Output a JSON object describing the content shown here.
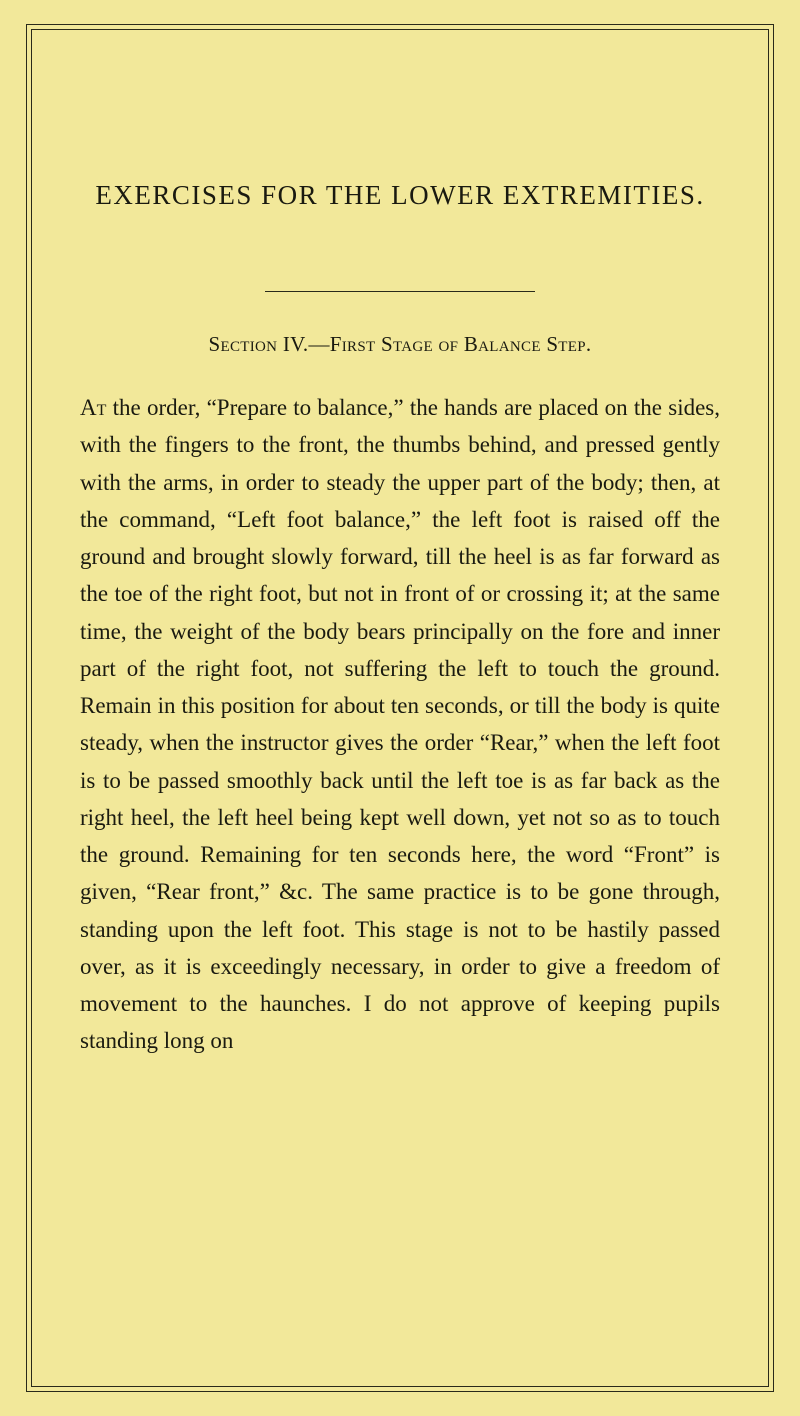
{
  "page": {
    "title": "EXERCISES FOR THE LOWER EXTREMITIES.",
    "section_heading": "Section IV.—First Stage of Balance Step.",
    "body_first_word": "At",
    "body_rest": " the order, “Prepare to balance,” the hands are placed on the sides, with the fingers to the front, the thumbs behind, and pressed gently with the arms, in order to steady the upper part of the body; then, at the command, “Left foot balance,” the left foot is raised off the ground and brought slowly forward, till the heel is as far forward as the toe of the right foot, but not in front of or crossing it; at the same time, the weight of the body bears principally on the fore and inner part of the right foot, not suffering the left to touch the ground. Remain in this position for about ten seconds, or till the body is quite steady, when the instructor gives the order “Rear,” when the left foot is to be passed smoothly back until the left toe is as far back as the right heel, the left heel being kept well down, yet not so as to touch the ground. Remaining for ten seconds here, the word “Front” is given, “Rear front,” &c. The same practice is to be gone through, standing upon the left foot. This stage is not to be hastily passed over, as it is exceedingly necessary, in order to give a freedom of movement to the haunches. I do not approve of keeping pupils standing long on"
  },
  "style": {
    "background_color": "#f2e89a",
    "text_color": "#1a1a10",
    "border_color": "#2a2a1a",
    "title_fontsize": 27,
    "section_fontsize": 21,
    "body_fontsize": 23,
    "body_line_height": 1.62
  }
}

******************************

From the records given above, reproduce all text exactly and exclude each picture.

**Solution for this task**
Output a JSON object describing the content shown here.
{
  "page": {
    "title": "EXERCISES FOR THE LOWER EXTREMITIES.",
    "section_heading": "Section IV.—First Stage of Balance Step.",
    "body_first_word": "At",
    "body_rest": " the order, “Prepare to balance,” the hands are placed on the sides, with the fingers to the front, the thumbs behind, and pressed gently with the arms, in order to steady the upper part of the body; then, at the command, “Left foot balance,” the left foot is raised off the ground and brought slowly forward, till the heel is as far forward as the toe of the right foot, but not in front of or crossing it; at the same time, the weight of the body bears principally on the fore and inner part of the right foot, not suffering the left to touch the ground. Remain in this position for about ten seconds, or till the body is quite steady, when the instructor gives the order “Rear,” when the left foot is to be passed smoothly back until the left toe is as far back as the right heel, the left heel being kept well down, yet not so as to touch the ground. Remaining for ten seconds here, the word “Front” is given, “Rear front,” &c. The same practice is to be gone through, standing upon the left foot. This stage is not to be hastily passed over, as it is exceedingly necessary, in order to give a freedom of movement to the haunches. I do not approve of keeping pupils standing long on"
  },
  "style": {
    "background_color": "#f2e89a",
    "text_color": "#1a1a10",
    "border_color": "#2a2a1a",
    "title_fontsize": 27,
    "section_fontsize": 21,
    "body_fontsize": 23,
    "body_line_height": 1.62
  }
}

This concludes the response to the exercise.